_What to work on_:
Carry none of the pictures over; write out the complete data exactly.

(Saved entries)

* * * *

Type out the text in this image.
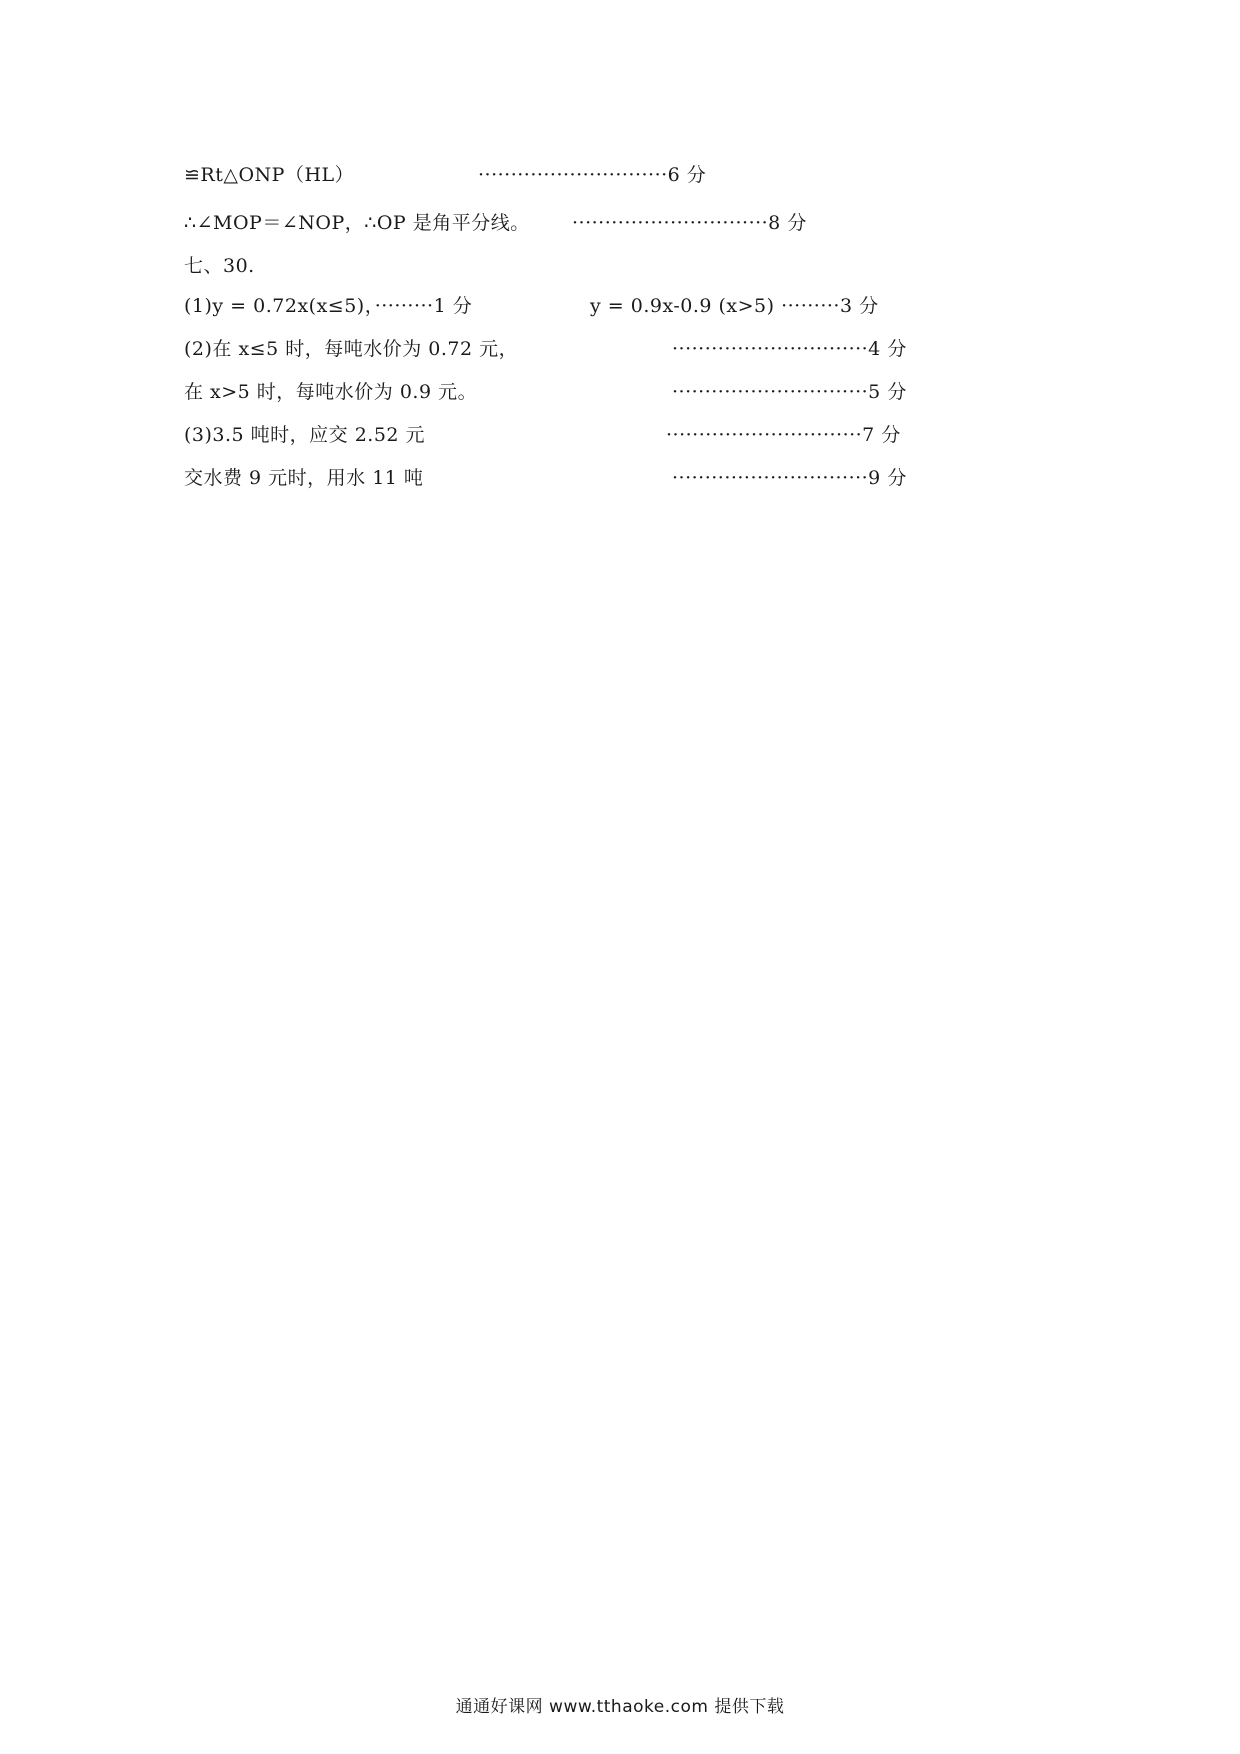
≌Rt△ONP（HL）	·····························6 分
∴∠MOP＝∠NOP，∴OP 是角平分线。 ······························8 分
七、30.
(1)y = 0.72x(x≤5)，·········1 分	y = 0.9x-0.9 (x>5) ·········3 分
(2)在 x≤5 时，每吨水价为 0.72 元，	······························4 分
在 x>5 时，每吨水价为 0.9 元。	······························5 分
(3)3.5 吨时，应交 2.52 元	······························7 分
交水费 9 元时，用水 11 吨	······························9 分
通通好课网 www.tthaoke.com 提供下载
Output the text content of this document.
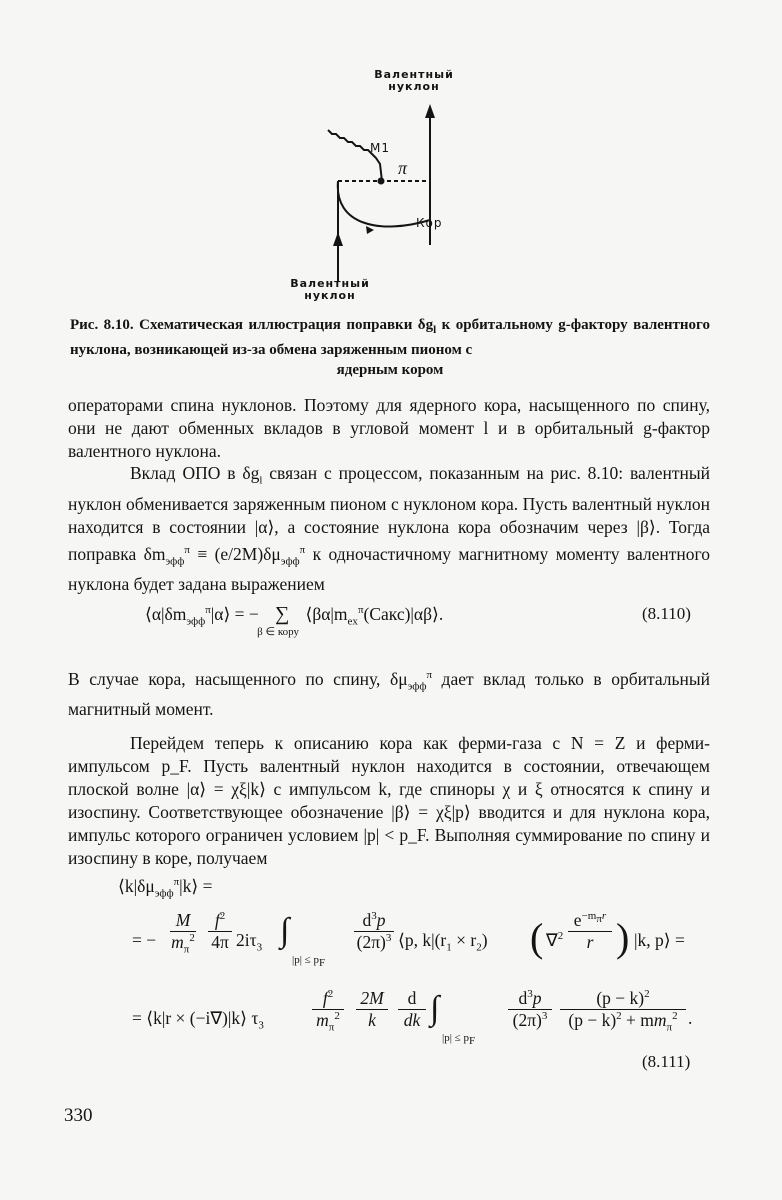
Валентный
нуклон
Валентный
нуклон
M1
π
Кор
Рис. 8.10. Схематическая иллюстрация поправки $\delta g_l$ к орбитальному g-фактору валентного нуклона, возникающей из-за обмена заряженным пионом с
ядерным кором
операторами спина нуклонов. Поэтому для ядерного кора, насыщенного по спину, они не дают обменных вкладов в угловой момент l и в орбитальный g-фактор валентного нуклона.
Вклад ОПО в $\delta g_l$ связан с процессом, показанным на рис. 8.10: валентный нуклон обменивается заряженным пионом с нуклоном кора. Пусть валентный нуклон находится в состоянии |α⟩, а состояние нуклона кора обозначим через |β⟩. Тогда поправка $\delta m_{эфф}^\pi \equiv (e/2M)\delta\mu_{эфф}^\pi$ к одночастичному магнитному моменту валентного нуклона будет задана выражением
$⟨\alpha|\delta m_{эфф}^\pi|\alpha⟩$ = − ∑
β ∈ кору
$⟨\beta\alpha|m_{ex}^\pi(Сакс)|\alpha\beta⟩$.	(8.110)
В случае кора, насыщенного по спину, $\delta\mu_{эфф}^\pi$ дает вклад только в орбитальный магнитный момент.
Перейдем теперь к описанию кора как ферми-газа с N = Z и ферми-импульсом p_F. Пусть валентный нуклон находится в состоянии, отвечающем плоской волне |α⟩ = χξ|k⟩ с импульсом k, где спиноры χ и ξ относятся к спину и изоспину. Соответствующее обозначение |β⟩ = χξ|p⟩ вводится и для нуклона кора, импульс которого ограничен условием |p| < p_F. Выполняя суммирование по спину и изоспину в коре, получаем
$⟨k|\delta\mu_{эфф}^\pi|k⟩$ =
= −
M
$m_\pi^2$
$f^2$
4π $2i\tau_3$ ∫
$|p| \le p_F$
$d^3p$
$(2\pi)^3$ ⟨p, $k|(r_1 \times r_2)$ ( ∇$^2$
$e^{-m_\pi r}$
r ) |k, p⟩ =
= ⟨k|r × (−i∇)|k⟩ $\tau_3$
$f^2$
$m_\pi^2$
2M
k
d
dk ∫
$|p| \le p_F$
$d^3p$
$(2\pi)^3$
$(p - k)^2$
$(p - k)^2 + mm_\pi^2$ .
(8.111)
330
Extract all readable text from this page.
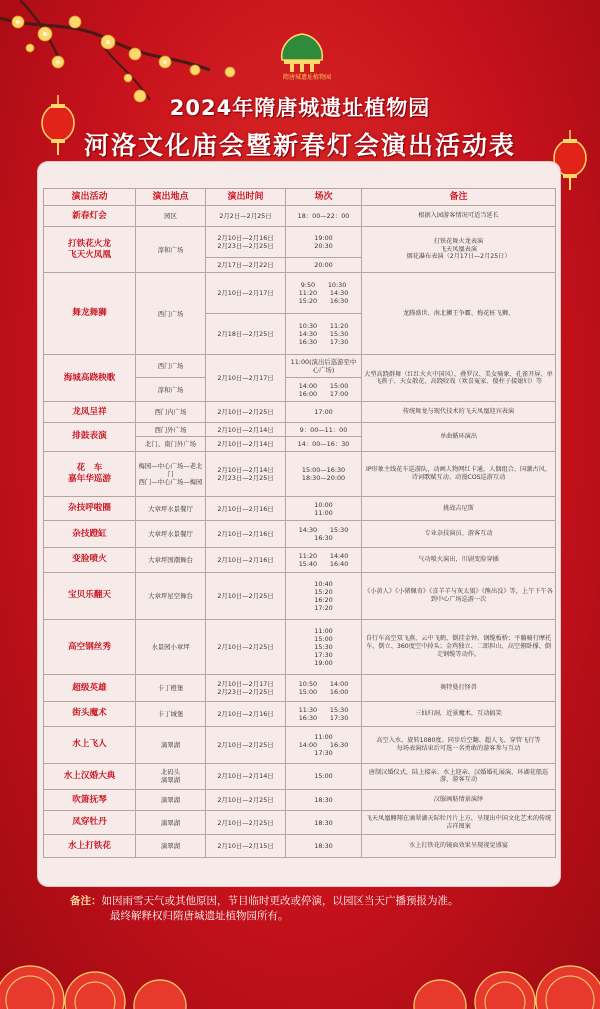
隋唐城遗址植物园
2024年隋唐城遗址植物园
河洛文化庙会暨新春灯会演出活动表
演出活动	演出地点	演出时间	场次	备注
新春灯会	园区	2月2日—2月25日	18：00—22：00	根据入园游客情况可适当延长
打铁花火龙
飞天火凤凰	淳和广场	2月10日—2月16日
2月23日—2月25日	19:00
20:30	打铁花舞火龙表演
飞天凤凰表演
烟花瀑布表演（2月17日—2月25日）
		2月17日—2月22日	20:00	
舞龙舞狮	西门广场	2月10日—2月17日	9:50　　10:30
11:20　　14:30
15:20　　16:30	龙腾盛世、南北狮王争霸、梅花桩飞狮、
		2月18日—2月25日	10:30　　11:20
14:30　　15:30
16:30　　17:30	
海城高跷秧歌	西门广场	2月10日—2月17日	11:00(演出后巡游至中心广场)	大型高跷群舞（红红火火中国风）、叠罗汉、美女骑象、孔雀开屏、单飞燕子、天女散花、高跷咬戏（欢喜冤家、傻柱子接媳妇）等
	淳和广场		14:00　　15:00
16:00　　17:00	
龙凤呈祥	西门内广场	2月10日—2月25日	17:00	传统舞龙与现代技术的飞天凤凰迎宾表演
排鼓表演	西门外广场	2月10日—2月14日	9：00—11：00	单曲循环演出
	北门、南门外广场	2月10日—2月14日	14：00—16：30	
花　车
嘉年华巡游	梅园—中心广场—老北门
西门—中心广场—梅园	2月10日—2月14日
2月23日—2月25日	15:00—16:30
18:30—20:00	IP形象主线花车巡游队、动画人物网红卡通、人偶组合、国潮古风、诗词歌赋互动、动漫COS巡游互动
杂技呼啦圈	大章坪水景餐厅	2月10日—2月16日	10:00
11:00	挑战吉尼斯
杂技蹬缸	大章坪水景餐厅	2月10日—2月16日	14:30　　15:30
16:30	专业杂技演员、游客互动
变脸喷火	大章坪国潮舞台	2月10日—2月16日	11:20　　14:40
15:40　　16:40	气功喷火演出，川剧变脸穿插
宝贝乐翻天	大章坪星空舞台	2月10日—2月25日	10:40
15:20
16:20
17:20	《小黄人》《小猪佩奇》《喜羊羊与灰太狼》《熊出没》等，上午下午各到中心广场巡游一次
高空钢丝秀	水景园小章坪	2月10日—2月25日	11:00
15:00
15:30
17:30
19:00	自行车高空双飞燕、云中飞鹤、倒挂金钟、钢缆板桥；平躺骑行摩托车、倒立、360度空中掉头；金鸡独立、二郎担山、高空俯卧撑、倒走钢缆等动作。
超级英雄	卡丁橙堡	2月10日—2月17日
2月23日—2月25日	10:50　　14:00
15:00　　16:00	奥特曼打怪兽
街头魔术	卡丁城堡	2月10日—2月16日	11:30　　15:30
16:30　　17:30	三仙归洞，近景魔术，互动搞笑
水上飞人	滴翠湖	2月10日—2月25日	11:00
14:00　　16:30
17:30	高空入水、旋转1080度、同步后空翻、超人飞、穿管飞行等
每场表演结束后可选一名勇敢的游客参与互动
水上汉婚大典	北码头
滴翠湖	2月10日—2月14日	15:00	唐制汉婚仪式，陆上接亲、水上迎亲、汉婚婚礼展演、环湖花船巡游，游客互动
吹箫抚琴	滴翠湖	2月10日—2月25日	18:30	汉服画舫情景演绎
凤穿牡丹	滴翠湖	2月10日—2月25日	18:30	飞天凤凰翱翔在滴翠湖天际牡丹片上方，呈现出中国文化艺术的传统吉祥图案
水上打铁花	滴翠湖	2月10日—2月15日	18:30	水上打铁花的镜面效果呈现视觉盛宴
备注：如因雨雪天气或其他原因，节目临时更改或停演，以园区当天广播预报为准。
最终解释权归隋唐城遗址植物园所有。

* * * *

_Correct output_:
Type out the text in this image.
≌Rt△ONP（HL）	·····························6 分
∴∠MOP＝∠NOP，∴OP 是角平分线。 ······························8 分
七、30.
(1)y = 0.72x(x≤5)，·········1 分	y = 0.9x-0.9 (x>5) ·········3 分
(2)在 x≤5 时，每吨水价为 0.72 元，	······························4 分
在 x>5 时，每吨水价为 0.9 元。	······························5 分
(3)3.5 吨时，应交 2.52 元	······························7 分
交水费 9 元时，用水 11 吨	······························9 分
通通好课网 www.tthaoke.com 提供下载
Output the text content of this document.
Валентный
нуклон
Валентный
нуклон
M1
π
Кор
Рис. 8.10. Схематическая иллюстрация поправки $\delta g_l$ к орбитальному g-фактору валентного нуклона, возникающей из-за обмена заряженным пионом с
ядерным кором
операторами спина нуклонов. Поэтому для ядерного кора, насыщенного по спину, они не дают обменных вкладов в угловой момент l и в орбитальный g-фактор валентного нуклона.
Вклад ОПО в $\delta g_l$ связан с процессом, показанным на рис. 8.10: валентный нуклон обменивается заряженным пионом с нуклоном кора. Пусть валентный нуклон находится в состоянии |α⟩, а состояние нуклона кора обозначим через |β⟩. Тогда поправка $\delta m_{эфф}^\pi \equiv (e/2M)\delta\mu_{эфф}^\pi$ к одночастичному магнитному моменту валентного нуклона будет задана выражением
$⟨\alpha|\delta m_{эфф}^\pi|\alpha⟩$ = − ∑
β ∈ кору
$⟨\beta\alpha|m_{ex}^\pi(Сакс)|\alpha\beta⟩$.	(8.110)
В случае кора, насыщенного по спину, $\delta\mu_{эфф}^\pi$ дает вклад только в орбитальный магнитный момент.
Перейдем теперь к описанию кора как ферми-газа с N = Z и ферми-импульсом p_F. Пусть валентный нуклон находится в состоянии, отвечающем плоской волне |α⟩ = χξ|k⟩ с импульсом k, где спиноры χ и ξ относятся к спину и изоспину. Соответствующее обозначение |β⟩ = χξ|p⟩ вводится и для нуклона кора, импульс которого ограничен условием |p| < p_F. Выполняя суммирование по спину и изоспину в коре, получаем
$⟨k|\delta\mu_{эфф}^\pi|k⟩$ =
= −
M
$m_\pi^2$
$f^2$
4π $2i\tau_3$ ∫
$|p| \le p_F$
$d^3p$
$(2\pi)^3$ ⟨p, $k|(r_1 \times r_2)$ ( ∇$^2$
$e^{-m_\pi r}$
r ) |k, p⟩ =
= ⟨k|r × (−i∇)|k⟩ $\tau_3$
$f^2$
$m_\pi^2$
2M
k
d
dk ∫
$|p| \le p_F$
$d^3p$
$(2\pi)^3$
$(p - k)^2$
$(p - k)^2 + mm_\pi^2$ .
(8.111)
330
Extract all readable text from this page.
隋唐城遗址植物园
2024年隋唐城遗址植物园
河洛文化庙会暨新春灯会演出活动表
演出活动	演出地点	演出时间	场次	备注
新春灯会	园区	2月2日—2月25日	18：00—22：00	根据入园游客情况可适当延长
打铁花火龙
飞天火凤凰	淳和广场	2月10日—2月16日
2月23日—2月25日	19:00
20:30	打铁花舞火龙表演
飞天凤凰表演
烟花瀑布表演（2月17日—2月25日）
		2月17日—2月22日	20:00	
舞龙舞狮	西门广场	2月10日—2月17日	9:50　　10:30
11:20　　14:30
15:20　　16:30	龙腾盛世、南北狮王争霸、梅花桩飞狮、
		2月18日—2月25日	10:30　　11:20
14:30　　15:30
16:30　　17:30	
海城高跷秧歌	西门广场	2月10日—2月17日	11:00(演出后巡游至中心广场)	大型高跷群舞（红红火火中国风）、叠罗汉、美女骑象、孔雀开屏、单飞燕子、天女散花、高跷咬戏（欢喜冤家、傻柱子接媳妇）等
	淳和广场		14:00　　15:00
16:00　　17:00	
龙凤呈祥	西门内广场	2月10日—2月25日	17:00	传统舞龙与现代技术的飞天凤凰迎宾表演
排鼓表演	西门外广场	2月10日—2月14日	9：00—11：00	单曲循环演出
	北门、南门外广场	2月10日—2月14日	14：00—16：30	
花　车
嘉年华巡游	梅园—中心广场—老北门
西门—中心广场—梅园	2月10日—2月14日
2月23日—2月25日	15:00—16:30
18:30—20:00	IP形象主线花车巡游队、动画人物网红卡通、人偶组合、国潮古风、诗词歌赋互动、动漫COS巡游互动
杂技呼啦圈	大章坪水景餐厅	2月10日—2月16日	10:00
11:00	挑战吉尼斯
杂技蹬缸	大章坪水景餐厅	2月10日—2月16日	14:30　　15:30
16:30	专业杂技演员、游客互动
变脸喷火	大章坪国潮舞台	2月10日—2月16日	11:20　　14:40
15:40　　16:40	气功喷火演出，川剧变脸穿插
宝贝乐翻天	大章坪星空舞台	2月10日—2月25日	10:40
15:20
16:20
17:20	《小黄人》《小猪佩奇》《喜羊羊与灰太狼》《熊出没》等，上午下午各到中心广场巡游一次
高空钢丝秀	水景园小章坪	2月10日—2月25日	11:00
15:00
15:30
17:30
19:00	自行车高空双飞燕、云中飞鹤、倒挂金钟、钢缆板桥；平躺骑行摩托车、倒立、360度空中掉头；金鸡独立、二郎担山、高空俯卧撑、倒走钢缆等动作。
超级英雄	卡丁橙堡	2月10日—2月17日
2月23日—2月25日	10:50　　14:00
15:00　　16:00	奥特曼打怪兽
街头魔术	卡丁城堡	2月10日—2月16日	11:30　　15:30
16:30　　17:30	三仙归洞，近景魔术，互动搞笑
水上飞人	滴翠湖	2月10日—2月25日	11:00
14:00　　16:30
17:30	高空入水、旋转1080度、同步后空翻、超人飞、穿管飞行等
每场表演结束后可选一名勇敢的游客参与互动
水上汉婚大典	北码头
滴翠湖	2月10日—2月14日	15:00	唐制汉婚仪式，陆上接亲、水上迎亲、汉婚婚礼展演、环湖花船巡游，游客互动
吹箫抚琴	滴翠湖	2月10日—2月25日	18:30	汉服画舫情景演绎
凤穿牡丹	滴翠湖	2月10日—2月25日	18:30	飞天凤凰翱翔在滴翠湖天际牡丹片上方，呈现出中国文化艺术的传统吉祥图案
水上打铁花	滴翠湖	2月10日—2月15日	18:30	水上打铁花的镜面效果呈现视觉盛宴
备注：如因雨雪天气或其他原因，节目临时更改或停演，以园区当天广播预报为准。
最终解释权归隋唐城遗址植物园所有。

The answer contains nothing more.